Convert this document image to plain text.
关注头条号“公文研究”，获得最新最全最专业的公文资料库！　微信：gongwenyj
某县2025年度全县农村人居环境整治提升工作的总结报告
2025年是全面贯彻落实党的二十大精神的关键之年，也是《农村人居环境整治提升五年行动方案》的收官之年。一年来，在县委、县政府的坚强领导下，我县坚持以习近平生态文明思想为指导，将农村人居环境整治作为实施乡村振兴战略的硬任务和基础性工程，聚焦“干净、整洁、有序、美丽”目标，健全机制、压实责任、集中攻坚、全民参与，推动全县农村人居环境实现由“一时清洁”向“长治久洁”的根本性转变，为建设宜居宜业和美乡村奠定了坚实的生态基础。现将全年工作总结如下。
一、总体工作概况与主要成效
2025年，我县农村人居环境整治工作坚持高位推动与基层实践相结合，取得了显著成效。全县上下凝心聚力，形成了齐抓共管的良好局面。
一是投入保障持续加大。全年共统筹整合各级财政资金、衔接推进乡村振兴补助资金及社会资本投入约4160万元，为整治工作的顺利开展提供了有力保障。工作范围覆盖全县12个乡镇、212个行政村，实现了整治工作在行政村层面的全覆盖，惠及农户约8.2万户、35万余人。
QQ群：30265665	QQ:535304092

■ **What you are asked to do**: Return every line exactly.

■ **Answer to this exercise**:
Convert this document image to plain text.
关注头条号“公文研究”，获得最新最全最专业的公文资料库！　微信：gongwenyj
某县2025年度全县农村人居环境整治提升工作的总结报告
2025年是全面贯彻落实党的二十大精神的关键之年，也是《农村人居环境整治提升五年行动方案》的收官之年。一年来，在县委、县政府的坚强领导下，我县坚持以习近平生态文明思想为指导，将农村人居环境整治作为实施乡村振兴战略的硬任务和基础性工程，聚焦“干净、整洁、有序、美丽”目标，健全机制、压实责任、集中攻坚、全民参与，推动全县农村人居环境实现由“一时清洁”向“长治久洁”的根本性转变，为建设宜居宜业和美乡村奠定了坚实的生态基础。现将全年工作总结如下。
一、总体工作概况与主要成效
2025年，我县农村人居环境整治工作坚持高位推动与基层实践相结合，取得了显著成效。全县上下凝心聚力，形成了齐抓共管的良好局面。
一是投入保障持续加大。全年共统筹整合各级财政资金、衔接推进乡村振兴补助资金及社会资本投入约4160万元，为整治工作的顺利开展提供了有力保障。工作范围覆盖全县12个乡镇、212个行政村，实现了整治工作在行政村层面的全覆盖，惠及农户约8.2万户、35万余人。
QQ群：30265665	QQ:535304092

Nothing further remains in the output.